Work required: Determine how many lines of this material contain "epistemičke". Give only the number.
---------- Exercise input ----------
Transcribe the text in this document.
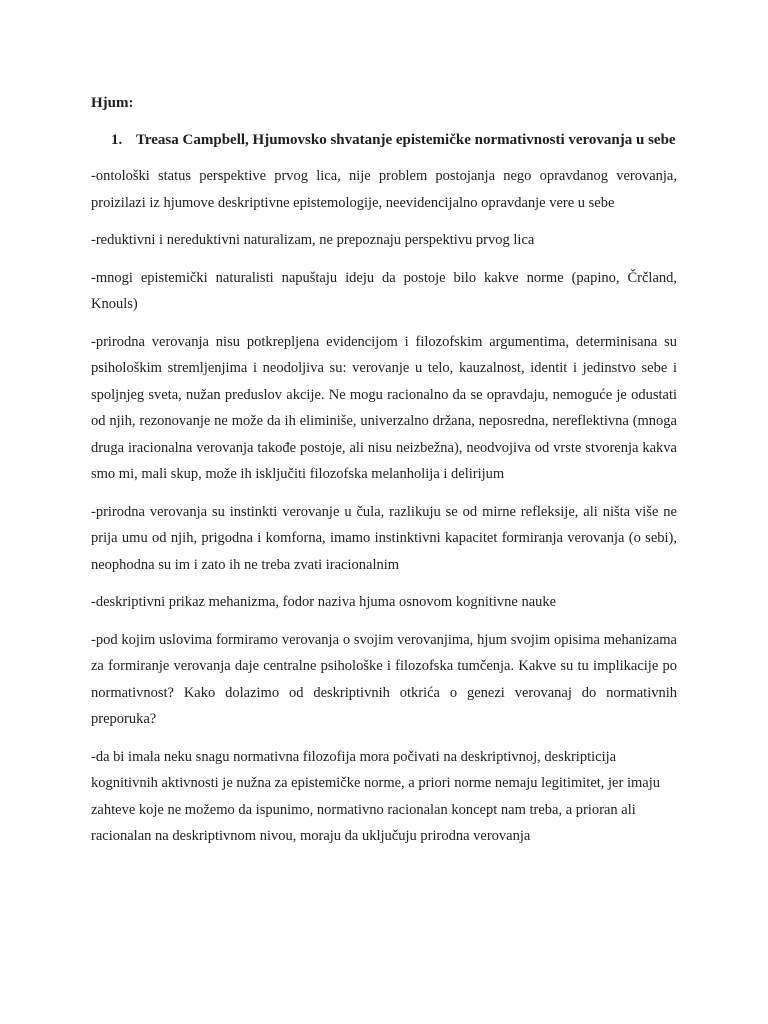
Hjum:
1. Treasa Campbell, Hjumovsko shvatanje epistemičke normativnosti verovanja u sebe

-ontološki status perspektive prvog lica, nije problem postojanja nego opravdanog verovanja, proizilazi iz hjumove deskriptivne epistemologije, neevidencijalno opravdanje vere u sebe

-reduktivni i nereduktivni naturalizam, ne prepoznaju perspektivu prvog lica

-mnogi epistemički naturalisti napuštaju ideju da postoje bilo kakve norme (papino, Črčland, Knouls)

-prirodna verovanja nisu potkrepljena evidencijom i filozofskim argumentima, determinisana su psihološkim stremljenjima i neodoljiva su: verovanje u telo, kauzalnost, identit i jedinstvo sebe i spoljnjeg sveta, nužan preduslov akcije. Ne mogu racionalno da se opravdaju, nemoguće je odustati od njih, rezonovanje ne može da ih eliminiše, univerzalno držana, neposredna, nereflektivna (mnoga druga iracionalna verovanja takođe postoje, ali nisu neizbežna), neodvojiva od vrste stvorenja kakva smo mi, mali skup, može ih isključiti filozofska melanholija i delirijum

-prirodna verovanja su instinkti verovanje u čula, razlikuju se od mirne refleksije, ali ništa više ne prija umu od njih, prigodna i komforna, imamo instinktivni kapacitet formiranja verovanja (o sebi), neophodna su im i zato ih ne treba zvati iracionalnim

-deskriptivni prikaz mehanizma, fodor naziva hjuma osnovom kognitivne nauke

-pod kojim uslovima formiramo verovanja o svojim verovanjima, hjum svojim opisima mehanizama za formiranje verovanja daje centralne psihološke i filozofska tumčenja. Kakve su tu implikacije po normativnost? Kako dolazimo od deskriptivnih otkrića o genezi verovanaj do normativnih preporuka?

-da bi imala neku snagu normativna filozofija mora počivati na deskriptivnoj, deskripticija kognitivnih aktivnosti je nužna za epistemičke norme, a priori norme nemaju legitimitet, jer imaju zahteve koje ne možemo da ispunimo, normativno racionalan koncept nam treba, a prioran ali racionalan na deskriptivnom nivou, moraju da uključuju prirodna verovanja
----------
Task result: 2